[Record list start]

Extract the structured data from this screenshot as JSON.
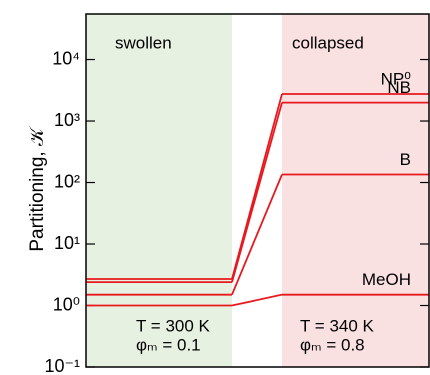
{
  "chart_data": {
    "type": "line",
    "y_label": "Partitioning, 𝒦",
    "categories": [
      "swollen",
      "collapsed"
    ],
    "region_colors": [
      "#e7f1e2",
      "#f9e1e1"
    ],
    "log_y": true,
    "ylim": [
      0.1,
      55000
    ],
    "yticks": [
      {
        "value": 0.1,
        "label": "10⁻¹"
      },
      {
        "value": 1,
        "label": "10⁰"
      },
      {
        "value": 10,
        "label": "10¹"
      },
      {
        "value": 100,
        "label": "10²"
      },
      {
        "value": 1000,
        "label": "10³"
      },
      {
        "value": 10000,
        "label": "10⁴"
      }
    ],
    "series": [
      {
        "name": "NP⁰",
        "color": "#e8191e",
        "values": [
          2.7,
          2750
        ]
      },
      {
        "name": "NB",
        "color": "#e8191e",
        "values": [
          2.4,
          1990
        ]
      },
      {
        "name": "B",
        "color": "#e8191e",
        "values": [
          1.5,
          135
        ]
      },
      {
        "name": "MeOH",
        "color": "#e8191e",
        "values": [
          1.0,
          1.5
        ]
      }
    ],
    "annotations": [
      [
        "T = 300 K",
        "φₘ = 0.1"
      ],
      [
        "T = 340 K",
        "φₘ = 0.8"
      ]
    ]
  }
}
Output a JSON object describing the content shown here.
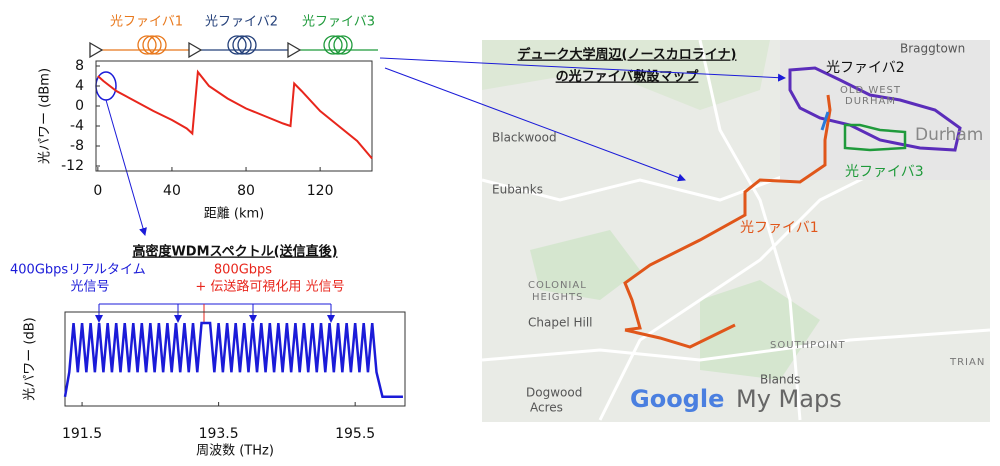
{
  "chart_data": [
    {
      "type": "line",
      "x_label": "距離 (km)",
      "y_label": "光パワー (dBm)",
      "x": [
        0,
        3,
        10,
        20,
        30,
        40,
        48,
        51,
        54,
        60,
        70,
        80,
        90,
        100,
        104,
        106,
        110,
        120,
        130,
        140,
        148
      ],
      "series": [
        {
          "color": "#e8261c",
          "values": [
            6,
            5,
            3,
            1,
            -1,
            -2.8,
            -4.5,
            -5.5,
            6.8,
            4,
            1.5,
            -0.5,
            -2,
            -3.5,
            -4,
            4.5,
            3,
            -1,
            -4,
            -7,
            -10.5
          ]
        }
      ],
      "xlim": [
        -1,
        148
      ],
      "xticks": [
        0,
        40,
        80,
        120
      ],
      "ylim": [
        -13,
        9
      ],
      "yticks": [
        8,
        4,
        0,
        -4,
        -8,
        -12
      ]
    },
    {
      "type": "line",
      "title": "高密度WDMスペクトル(送信直後)",
      "x_label": "周波数 (THz)",
      "y_label": "光パワー (dB)",
      "x": [
        191.25,
        191.3125,
        191.375,
        191.4375,
        191.5,
        191.5625,
        191.625,
        191.6875,
        191.75,
        191.8125,
        191.875,
        191.9375,
        192,
        192.0625,
        192.125,
        192.1875,
        192.25,
        192.3125,
        192.375,
        192.4375,
        192.5,
        192.5625,
        192.625,
        192.6875,
        192.75,
        192.8125,
        192.875,
        192.9375,
        193,
        193.0625,
        193.125,
        193.1875,
        193.25,
        193.3125,
        193.375,
        193.4375,
        193.5,
        193.5625,
        193.625,
        193.6875,
        193.75,
        193.8125,
        193.875,
        193.9375,
        194,
        194.0625,
        194.125,
        194.1875,
        194.25,
        194.3125,
        194.375,
        194.4375,
        194.5,
        194.5625,
        194.625,
        194.6875,
        194.75,
        194.8125,
        194.875,
        194.9375,
        195,
        195.0625,
        195.125,
        195.1875,
        195.25,
        195.3125,
        195.375,
        195.4375,
        195.5,
        195.5625,
        195.625,
        195.6875,
        195.75,
        195.8125,
        195.9,
        196.2
      ],
      "series": [
        {
          "color": "#1b1bd8",
          "values": [
            -3,
            1,
            9,
            1,
            9,
            1,
            9,
            1,
            9,
            1,
            9,
            1,
            9,
            1,
            9,
            1,
            9,
            1,
            9,
            1,
            9,
            1,
            9,
            1,
            9,
            1,
            9,
            1,
            9,
            1,
            9,
            1,
            9,
            9,
            9,
            1,
            9,
            1,
            9,
            1,
            9,
            1,
            9,
            1,
            9,
            1,
            9,
            1,
            9,
            1,
            9,
            1,
            9,
            1,
            9,
            1,
            9,
            1,
            9,
            1,
            9,
            1,
            9,
            1,
            9,
            1,
            9,
            1,
            9,
            1,
            9,
            1,
            9,
            1,
            -3,
            -3
          ]
        }
      ],
      "xlim": [
        191.25,
        196.23
      ],
      "xticks": [
        191.5,
        193.5,
        195.5
      ],
      "ylim": [
        -4.5,
        10.8
      ],
      "annotations": [
        "400Gbpsリアルタイム",
        "光信号",
        "800Gbps",
        "+ 伝送路可視化用 光信号"
      ]
    }
  ],
  "fiber_labels": [
    "光ファイバ1",
    "光ファイバ2",
    "光ファイバ3"
  ],
  "map": {
    "title": [
      "デューク大学周辺(ノースカロライナ)",
      "の光ファイバ敷設マップ"
    ],
    "places": [
      "Braggtown",
      "OLD WEST",
      "DURHAM",
      "Durham",
      "Blackwood",
      "Eubanks",
      "COLONIAL",
      "HEIGHTS",
      "Chapel Hill",
      "SOUTHPOINT",
      "TRIAN",
      "Blands",
      "Dogwood",
      "Acres"
    ],
    "routes": [
      "光ファイバ2",
      "光ファイバ3",
      "光ファイバ1"
    ],
    "brand": [
      "Google",
      "My Maps"
    ]
  }
}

[Record list end]

» **Instruction**: Print all of the entries word for word. Omit the pictures they contain.

» **Worked solution**:
Extract the structured data from this screenshot as JSON.
{
  "chart_data": {
    "type": "line",
    "y_label": "Partitioning, 𝒦",
    "categories": [
      "swollen",
      "collapsed"
    ],
    "region_colors": [
      "#e7f1e2",
      "#f9e1e1"
    ],
    "log_y": true,
    "ylim": [
      0.1,
      55000
    ],
    "yticks": [
      {
        "value": 0.1,
        "label": "10⁻¹"
      },
      {
        "value": 1,
        "label": "10⁰"
      },
      {
        "value": 10,
        "label": "10¹"
      },
      {
        "value": 100,
        "label": "10²"
      },
      {
        "value": 1000,
        "label": "10³"
      },
      {
        "value": 10000,
        "label": "10⁴"
      }
    ],
    "series": [
      {
        "name": "NP⁰",
        "color": "#e8191e",
        "values": [
          2.7,
          2750
        ]
      },
      {
        "name": "NB",
        "color": "#e8191e",
        "values": [
          2.4,
          1990
        ]
      },
      {
        "name": "B",
        "color": "#e8191e",
        "values": [
          1.5,
          135
        ]
      },
      {
        "name": "MeOH",
        "color": "#e8191e",
        "values": [
          1.0,
          1.5
        ]
      }
    ],
    "annotations": [
      [
        "T = 300 K",
        "φₘ = 0.1"
      ],
      [
        "T = 340 K",
        "φₘ = 0.8"
      ]
    ]
  }
}
Output a JSON object describing the content shown here.
{
  "chart_data": [
    {
      "type": "line",
      "x_label": "距離 (km)",
      "y_label": "光パワー (dBm)",
      "x": [
        0,
        3,
        10,
        20,
        30,
        40,
        48,
        51,
        54,
        60,
        70,
        80,
        90,
        100,
        104,
        106,
        110,
        120,
        130,
        140,
        148
      ],
      "series": [
        {
          "color": "#e8261c",
          "values": [
            6,
            5,
            3,
            1,
            -1,
            -2.8,
            -4.5,
            -5.5,
            6.8,
            4,
            1.5,
            -0.5,
            -2,
            -3.5,
            -4,
            4.5,
            3,
            -1,
            -4,
            -7,
            -10.5
          ]
        }
      ],
      "xlim": [
        -1,
        148
      ],
      "xticks": [
        0,
        40,
        80,
        120
      ],
      "ylim": [
        -13,
        9
      ],
      "yticks": [
        8,
        4,
        0,
        -4,
        -8,
        -12
      ]
    },
    {
      "type": "line",
      "title": "高密度WDMスペクトル(送信直後)",
      "x_label": "周波数 (THz)",
      "y_label": "光パワー (dB)",
      "x": [
        191.25,
        191.3125,
        191.375,
        191.4375,
        191.5,
        191.5625,
        191.625,
        191.6875,
        191.75,
        191.8125,
        191.875,
        191.9375,
        192,
        192.0625,
        192.125,
        192.1875,
        192.25,
        192.3125,
        192.375,
        192.4375,
        192.5,
        192.5625,
        192.625,
        192.6875,
        192.75,
        192.8125,
        192.875,
        192.9375,
        193,
        193.0625,
        193.125,
        193.1875,
        193.25,
        193.3125,
        193.375,
        193.4375,
        193.5,
        193.5625,
        193.625,
        193.6875,
        193.75,
        193.8125,
        193.875,
        193.9375,
        194,
        194.0625,
        194.125,
        194.1875,
        194.25,
        194.3125,
        194.375,
        194.4375,
        194.5,
        194.5625,
        194.625,
        194.6875,
        194.75,
        194.8125,
        194.875,
        194.9375,
        195,
        195.0625,
        195.125,
        195.1875,
        195.25,
        195.3125,
        195.375,
        195.4375,
        195.5,
        195.5625,
        195.625,
        195.6875,
        195.75,
        195.8125,
        195.9,
        196.2
      ],
      "series": [
        {
          "color": "#1b1bd8",
          "values": [
            -3,
            1,
            9,
            1,
            9,
            1,
            9,
            1,
            9,
            1,
            9,
            1,
            9,
            1,
            9,
            1,
            9,
            1,
            9,
            1,
            9,
            1,
            9,
            1,
            9,
            1,
            9,
            1,
            9,
            1,
            9,
            1,
            9,
            9,
            9,
            1,
            9,
            1,
            9,
            1,
            9,
            1,
            9,
            1,
            9,
            1,
            9,
            1,
            9,
            1,
            9,
            1,
            9,
            1,
            9,
            1,
            9,
            1,
            9,
            1,
            9,
            1,
            9,
            1,
            9,
            1,
            9,
            1,
            9,
            1,
            9,
            1,
            9,
            1,
            -3,
            -3
          ]
        }
      ],
      "xlim": [
        191.25,
        196.23
      ],
      "xticks": [
        191.5,
        193.5,
        195.5
      ],
      "ylim": [
        -4.5,
        10.8
      ],
      "annotations": [
        "400Gbpsリアルタイム",
        "光信号",
        "800Gbps",
        "+ 伝送路可視化用 光信号"
      ]
    }
  ],
  "fiber_labels": [
    "光ファイバ1",
    "光ファイバ2",
    "光ファイバ3"
  ],
  "map": {
    "title": [
      "デューク大学周辺(ノースカロライナ)",
      "の光ファイバ敷設マップ"
    ],
    "places": [
      "Braggtown",
      "OLD WEST",
      "DURHAM",
      "Durham",
      "Blackwood",
      "Eubanks",
      "COLONIAL",
      "HEIGHTS",
      "Chapel Hill",
      "SOUTHPOINT",
      "TRIAN",
      "Blands",
      "Dogwood",
      "Acres"
    ],
    "routes": [
      "光ファイバ2",
      "光ファイバ3",
      "光ファイバ1"
    ],
    "brand": [
      "Google",
      "My Maps"
    ]
  }
}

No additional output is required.